Provided data »
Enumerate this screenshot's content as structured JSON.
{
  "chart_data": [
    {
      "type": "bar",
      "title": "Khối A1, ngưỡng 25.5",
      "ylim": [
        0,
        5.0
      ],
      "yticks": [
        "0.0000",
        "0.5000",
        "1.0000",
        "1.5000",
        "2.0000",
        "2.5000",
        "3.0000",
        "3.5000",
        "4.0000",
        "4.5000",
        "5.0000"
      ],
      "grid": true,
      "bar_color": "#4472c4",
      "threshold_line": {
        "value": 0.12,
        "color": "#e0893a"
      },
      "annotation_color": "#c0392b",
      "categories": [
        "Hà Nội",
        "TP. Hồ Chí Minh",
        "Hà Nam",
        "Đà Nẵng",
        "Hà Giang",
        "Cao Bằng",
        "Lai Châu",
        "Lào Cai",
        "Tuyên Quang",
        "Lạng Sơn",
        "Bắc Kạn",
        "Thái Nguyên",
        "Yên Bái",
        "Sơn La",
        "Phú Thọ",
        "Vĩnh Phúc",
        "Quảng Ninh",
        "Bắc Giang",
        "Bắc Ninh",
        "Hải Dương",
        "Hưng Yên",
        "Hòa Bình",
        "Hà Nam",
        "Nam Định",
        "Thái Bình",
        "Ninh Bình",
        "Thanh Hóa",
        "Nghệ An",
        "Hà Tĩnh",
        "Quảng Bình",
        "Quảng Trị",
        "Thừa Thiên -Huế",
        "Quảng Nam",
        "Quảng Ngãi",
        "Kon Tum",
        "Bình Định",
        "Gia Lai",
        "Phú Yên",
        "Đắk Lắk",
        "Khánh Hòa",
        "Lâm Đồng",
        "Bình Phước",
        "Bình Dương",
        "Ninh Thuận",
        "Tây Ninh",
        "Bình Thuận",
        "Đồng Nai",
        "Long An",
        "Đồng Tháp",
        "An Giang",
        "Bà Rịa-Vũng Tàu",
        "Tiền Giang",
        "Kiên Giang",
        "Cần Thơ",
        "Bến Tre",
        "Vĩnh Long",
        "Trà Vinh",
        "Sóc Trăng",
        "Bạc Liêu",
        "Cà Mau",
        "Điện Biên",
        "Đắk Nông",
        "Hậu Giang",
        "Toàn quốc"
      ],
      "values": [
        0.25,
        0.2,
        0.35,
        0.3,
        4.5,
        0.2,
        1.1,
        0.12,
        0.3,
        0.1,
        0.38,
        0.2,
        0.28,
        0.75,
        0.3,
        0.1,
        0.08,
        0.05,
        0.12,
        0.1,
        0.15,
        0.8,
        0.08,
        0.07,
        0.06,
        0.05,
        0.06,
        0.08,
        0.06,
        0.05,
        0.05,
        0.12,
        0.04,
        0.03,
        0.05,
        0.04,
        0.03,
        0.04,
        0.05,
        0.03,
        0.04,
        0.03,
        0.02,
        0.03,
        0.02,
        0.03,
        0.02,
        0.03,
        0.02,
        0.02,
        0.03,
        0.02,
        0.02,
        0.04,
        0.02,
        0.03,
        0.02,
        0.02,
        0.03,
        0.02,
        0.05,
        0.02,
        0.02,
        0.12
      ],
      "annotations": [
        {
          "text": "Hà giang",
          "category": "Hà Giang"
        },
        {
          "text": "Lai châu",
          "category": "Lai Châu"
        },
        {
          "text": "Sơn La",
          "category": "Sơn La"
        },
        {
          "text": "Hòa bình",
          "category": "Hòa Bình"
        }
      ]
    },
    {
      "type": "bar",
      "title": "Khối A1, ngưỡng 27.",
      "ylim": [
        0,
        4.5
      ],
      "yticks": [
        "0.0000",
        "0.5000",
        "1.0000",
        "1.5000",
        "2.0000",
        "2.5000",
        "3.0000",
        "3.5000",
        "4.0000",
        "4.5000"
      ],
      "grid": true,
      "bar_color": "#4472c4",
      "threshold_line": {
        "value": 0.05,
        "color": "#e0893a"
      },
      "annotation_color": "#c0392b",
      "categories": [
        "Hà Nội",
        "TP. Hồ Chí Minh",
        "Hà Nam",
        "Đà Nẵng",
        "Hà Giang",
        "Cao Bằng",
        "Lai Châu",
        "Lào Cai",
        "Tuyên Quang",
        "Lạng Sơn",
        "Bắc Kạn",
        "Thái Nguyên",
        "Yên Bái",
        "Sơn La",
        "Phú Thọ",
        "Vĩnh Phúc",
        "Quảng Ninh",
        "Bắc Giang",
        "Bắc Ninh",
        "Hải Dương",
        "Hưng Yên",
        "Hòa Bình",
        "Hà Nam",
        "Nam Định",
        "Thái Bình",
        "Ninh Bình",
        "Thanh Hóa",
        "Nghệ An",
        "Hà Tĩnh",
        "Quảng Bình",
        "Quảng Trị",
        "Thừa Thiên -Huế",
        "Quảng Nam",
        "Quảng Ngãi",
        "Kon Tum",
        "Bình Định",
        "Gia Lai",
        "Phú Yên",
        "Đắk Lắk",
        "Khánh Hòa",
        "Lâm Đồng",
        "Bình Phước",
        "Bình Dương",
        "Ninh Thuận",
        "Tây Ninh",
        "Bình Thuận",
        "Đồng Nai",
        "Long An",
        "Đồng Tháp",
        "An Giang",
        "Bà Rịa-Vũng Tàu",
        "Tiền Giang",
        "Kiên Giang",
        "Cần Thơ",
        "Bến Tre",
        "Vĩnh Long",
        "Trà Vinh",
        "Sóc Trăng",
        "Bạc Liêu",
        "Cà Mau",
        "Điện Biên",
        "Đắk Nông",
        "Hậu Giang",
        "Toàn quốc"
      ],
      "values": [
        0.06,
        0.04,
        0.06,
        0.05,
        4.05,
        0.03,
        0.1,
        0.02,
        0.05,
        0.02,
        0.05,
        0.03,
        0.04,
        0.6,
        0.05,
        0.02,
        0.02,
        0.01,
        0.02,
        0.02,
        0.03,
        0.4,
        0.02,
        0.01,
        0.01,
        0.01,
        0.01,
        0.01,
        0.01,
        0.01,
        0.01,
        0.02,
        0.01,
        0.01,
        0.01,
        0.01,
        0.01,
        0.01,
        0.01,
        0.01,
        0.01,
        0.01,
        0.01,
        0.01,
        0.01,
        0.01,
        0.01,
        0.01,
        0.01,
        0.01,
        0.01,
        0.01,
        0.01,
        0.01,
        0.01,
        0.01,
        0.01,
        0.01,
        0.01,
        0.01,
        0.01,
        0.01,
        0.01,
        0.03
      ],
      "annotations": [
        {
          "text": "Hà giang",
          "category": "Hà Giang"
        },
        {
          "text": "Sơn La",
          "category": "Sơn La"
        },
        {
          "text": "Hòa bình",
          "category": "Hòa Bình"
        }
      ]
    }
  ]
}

The request »
Give back all the records exactly as they stand.

Result »
Enumerate this screenshot's content as structured JSON.
{
  "chart_data": [
    {
      "type": "bar",
      "title": "Khối A1, ngưỡng 25.5",
      "ylim": [
        0,
        5.0
      ],
      "yticks": [
        "0.0000",
        "0.5000",
        "1.0000",
        "1.5000",
        "2.0000",
        "2.5000",
        "3.0000",
        "3.5000",
        "4.0000",
        "4.5000",
        "5.0000"
      ],
      "grid": true,
      "bar_color": "#4472c4",
      "threshold_line": {
        "value": 0.12,
        "color": "#e0893a"
      },
      "annotation_color": "#c0392b",
      "categories": [
        "Hà Nội",
        "TP. Hồ Chí Minh",
        "Hà Nam",
        "Đà Nẵng",
        "Hà Giang",
        "Cao Bằng",
        "Lai Châu",
        "Lào Cai",
        "Tuyên Quang",
        "Lạng Sơn",
        "Bắc Kạn",
        "Thái Nguyên",
        "Yên Bái",
        "Sơn La",
        "Phú Thọ",
        "Vĩnh Phúc",
        "Quảng Ninh",
        "Bắc Giang",
        "Bắc Ninh",
        "Hải Dương",
        "Hưng Yên",
        "Hòa Bình",
        "Hà Nam",
        "Nam Định",
        "Thái Bình",
        "Ninh Bình",
        "Thanh Hóa",
        "Nghệ An",
        "Hà Tĩnh",
        "Quảng Bình",
        "Quảng Trị",
        "Thừa Thiên -Huế",
        "Quảng Nam",
        "Quảng Ngãi",
        "Kon Tum",
        "Bình Định",
        "Gia Lai",
        "Phú Yên",
        "Đắk Lắk",
        "Khánh Hòa",
        "Lâm Đồng",
        "Bình Phước",
        "Bình Dương",
        "Ninh Thuận",
        "Tây Ninh",
        "Bình Thuận",
        "Đồng Nai",
        "Long An",
        "Đồng Tháp",
        "An Giang",
        "Bà Rịa-Vũng Tàu",
        "Tiền Giang",
        "Kiên Giang",
        "Cần Thơ",
        "Bến Tre",
        "Vĩnh Long",
        "Trà Vinh",
        "Sóc Trăng",
        "Bạc Liêu",
        "Cà Mau",
        "Điện Biên",
        "Đắk Nông",
        "Hậu Giang",
        "Toàn quốc"
      ],
      "values": [
        0.25,
        0.2,
        0.35,
        0.3,
        4.5,
        0.2,
        1.1,
        0.12,
        0.3,
        0.1,
        0.38,
        0.2,
        0.28,
        0.75,
        0.3,
        0.1,
        0.08,
        0.05,
        0.12,
        0.1,
        0.15,
        0.8,
        0.08,
        0.07,
        0.06,
        0.05,
        0.06,
        0.08,
        0.06,
        0.05,
        0.05,
        0.12,
        0.04,
        0.03,
        0.05,
        0.04,
        0.03,
        0.04,
        0.05,
        0.03,
        0.04,
        0.03,
        0.02,
        0.03,
        0.02,
        0.03,
        0.02,
        0.03,
        0.02,
        0.02,
        0.03,
        0.02,
        0.02,
        0.04,
        0.02,
        0.03,
        0.02,
        0.02,
        0.03,
        0.02,
        0.05,
        0.02,
        0.02,
        0.12
      ],
      "annotations": [
        {
          "text": "Hà giang",
          "category": "Hà Giang"
        },
        {
          "text": "Lai châu",
          "category": "Lai Châu"
        },
        {
          "text": "Sơn La",
          "category": "Sơn La"
        },
        {
          "text": "Hòa bình",
          "category": "Hòa Bình"
        }
      ]
    },
    {
      "type": "bar",
      "title": "Khối A1, ngưỡng 27.",
      "ylim": [
        0,
        4.5
      ],
      "yticks": [
        "0.0000",
        "0.5000",
        "1.0000",
        "1.5000",
        "2.0000",
        "2.5000",
        "3.0000",
        "3.5000",
        "4.0000",
        "4.5000"
      ],
      "grid": true,
      "bar_color": "#4472c4",
      "threshold_line": {
        "value": 0.05,
        "color": "#e0893a"
      },
      "annotation_color": "#c0392b",
      "categories": [
        "Hà Nội",
        "TP. Hồ Chí Minh",
        "Hà Nam",
        "Đà Nẵng",
        "Hà Giang",
        "Cao Bằng",
        "Lai Châu",
        "Lào Cai",
        "Tuyên Quang",
        "Lạng Sơn",
        "Bắc Kạn",
        "Thái Nguyên",
        "Yên Bái",
        "Sơn La",
        "Phú Thọ",
        "Vĩnh Phúc",
        "Quảng Ninh",
        "Bắc Giang",
        "Bắc Ninh",
        "Hải Dương",
        "Hưng Yên",
        "Hòa Bình",
        "Hà Nam",
        "Nam Định",
        "Thái Bình",
        "Ninh Bình",
        "Thanh Hóa",
        "Nghệ An",
        "Hà Tĩnh",
        "Quảng Bình",
        "Quảng Trị",
        "Thừa Thiên -Huế",
        "Quảng Nam",
        "Quảng Ngãi",
        "Kon Tum",
        "Bình Định",
        "Gia Lai",
        "Phú Yên",
        "Đắk Lắk",
        "Khánh Hòa",
        "Lâm Đồng",
        "Bình Phước",
        "Bình Dương",
        "Ninh Thuận",
        "Tây Ninh",
        "Bình Thuận",
        "Đồng Nai",
        "Long An",
        "Đồng Tháp",
        "An Giang",
        "Bà Rịa-Vũng Tàu",
        "Tiền Giang",
        "Kiên Giang",
        "Cần Thơ",
        "Bến Tre",
        "Vĩnh Long",
        "Trà Vinh",
        "Sóc Trăng",
        "Bạc Liêu",
        "Cà Mau",
        "Điện Biên",
        "Đắk Nông",
        "Hậu Giang",
        "Toàn quốc"
      ],
      "values": [
        0.06,
        0.04,
        0.06,
        0.05,
        4.05,
        0.03,
        0.1,
        0.02,
        0.05,
        0.02,
        0.05,
        0.03,
        0.04,
        0.6,
        0.05,
        0.02,
        0.02,
        0.01,
        0.02,
        0.02,
        0.03,
        0.4,
        0.02,
        0.01,
        0.01,
        0.01,
        0.01,
        0.01,
        0.01,
        0.01,
        0.01,
        0.02,
        0.01,
        0.01,
        0.01,
        0.01,
        0.01,
        0.01,
        0.01,
        0.01,
        0.01,
        0.01,
        0.01,
        0.01,
        0.01,
        0.01,
        0.01,
        0.01,
        0.01,
        0.01,
        0.01,
        0.01,
        0.01,
        0.01,
        0.01,
        0.01,
        0.01,
        0.01,
        0.01,
        0.01,
        0.01,
        0.01,
        0.01,
        0.03
      ],
      "annotations": [
        {
          "text": "Hà giang",
          "category": "Hà Giang"
        },
        {
          "text": "Sơn La",
          "category": "Sơn La"
        },
        {
          "text": "Hòa bình",
          "category": "Hòa Bình"
        }
      ]
    }
  ]
}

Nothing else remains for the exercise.